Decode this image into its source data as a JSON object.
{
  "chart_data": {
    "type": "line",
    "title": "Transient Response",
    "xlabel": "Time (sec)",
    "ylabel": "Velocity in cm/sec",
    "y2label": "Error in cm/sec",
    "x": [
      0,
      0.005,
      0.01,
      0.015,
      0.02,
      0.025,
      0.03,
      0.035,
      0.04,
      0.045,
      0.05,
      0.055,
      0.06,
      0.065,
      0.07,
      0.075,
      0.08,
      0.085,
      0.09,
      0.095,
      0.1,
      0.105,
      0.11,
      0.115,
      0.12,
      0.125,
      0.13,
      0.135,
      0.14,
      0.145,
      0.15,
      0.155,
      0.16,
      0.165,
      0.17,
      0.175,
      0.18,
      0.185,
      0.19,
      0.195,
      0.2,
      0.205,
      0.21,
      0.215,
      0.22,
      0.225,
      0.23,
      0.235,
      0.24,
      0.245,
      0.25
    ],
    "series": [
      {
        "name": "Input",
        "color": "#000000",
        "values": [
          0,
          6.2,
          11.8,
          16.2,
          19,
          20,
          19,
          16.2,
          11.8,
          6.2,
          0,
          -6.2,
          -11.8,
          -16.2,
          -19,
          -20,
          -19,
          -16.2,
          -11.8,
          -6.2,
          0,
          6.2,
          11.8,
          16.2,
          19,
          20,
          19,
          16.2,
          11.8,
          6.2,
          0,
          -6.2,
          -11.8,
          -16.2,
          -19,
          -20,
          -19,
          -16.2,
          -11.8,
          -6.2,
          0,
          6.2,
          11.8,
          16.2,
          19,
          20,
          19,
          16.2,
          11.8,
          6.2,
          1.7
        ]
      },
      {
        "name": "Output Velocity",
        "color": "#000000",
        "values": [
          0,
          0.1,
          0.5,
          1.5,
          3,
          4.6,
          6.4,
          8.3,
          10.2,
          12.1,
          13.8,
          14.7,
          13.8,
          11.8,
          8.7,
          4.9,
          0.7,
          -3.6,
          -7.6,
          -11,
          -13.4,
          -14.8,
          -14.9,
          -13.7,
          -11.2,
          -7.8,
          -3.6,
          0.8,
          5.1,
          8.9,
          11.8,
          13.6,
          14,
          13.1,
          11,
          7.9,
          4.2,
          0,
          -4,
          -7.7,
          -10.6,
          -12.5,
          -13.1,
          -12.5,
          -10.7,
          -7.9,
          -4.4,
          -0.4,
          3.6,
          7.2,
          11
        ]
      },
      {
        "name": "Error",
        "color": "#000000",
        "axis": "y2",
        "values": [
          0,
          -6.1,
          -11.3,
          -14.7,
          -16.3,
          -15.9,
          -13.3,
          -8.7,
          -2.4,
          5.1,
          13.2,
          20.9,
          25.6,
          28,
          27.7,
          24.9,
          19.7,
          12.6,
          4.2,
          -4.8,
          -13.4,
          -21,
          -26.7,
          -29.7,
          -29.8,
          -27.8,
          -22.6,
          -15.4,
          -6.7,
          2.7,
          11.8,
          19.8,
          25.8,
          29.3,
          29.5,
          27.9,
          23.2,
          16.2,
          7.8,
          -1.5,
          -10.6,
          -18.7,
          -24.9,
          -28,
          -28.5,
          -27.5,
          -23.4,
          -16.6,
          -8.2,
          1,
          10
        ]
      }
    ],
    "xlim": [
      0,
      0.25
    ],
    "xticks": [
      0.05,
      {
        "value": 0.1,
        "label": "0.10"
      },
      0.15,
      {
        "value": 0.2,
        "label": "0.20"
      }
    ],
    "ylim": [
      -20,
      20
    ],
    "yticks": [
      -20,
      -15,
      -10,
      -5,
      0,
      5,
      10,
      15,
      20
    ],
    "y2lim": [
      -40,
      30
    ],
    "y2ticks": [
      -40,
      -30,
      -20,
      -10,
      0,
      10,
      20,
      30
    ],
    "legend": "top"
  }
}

- _INSTRUCTIONS FOR THE TASK_: What is the number of lines in these records that contain "name"? Reply with the number only.

- _TASK OUTPUT_: 3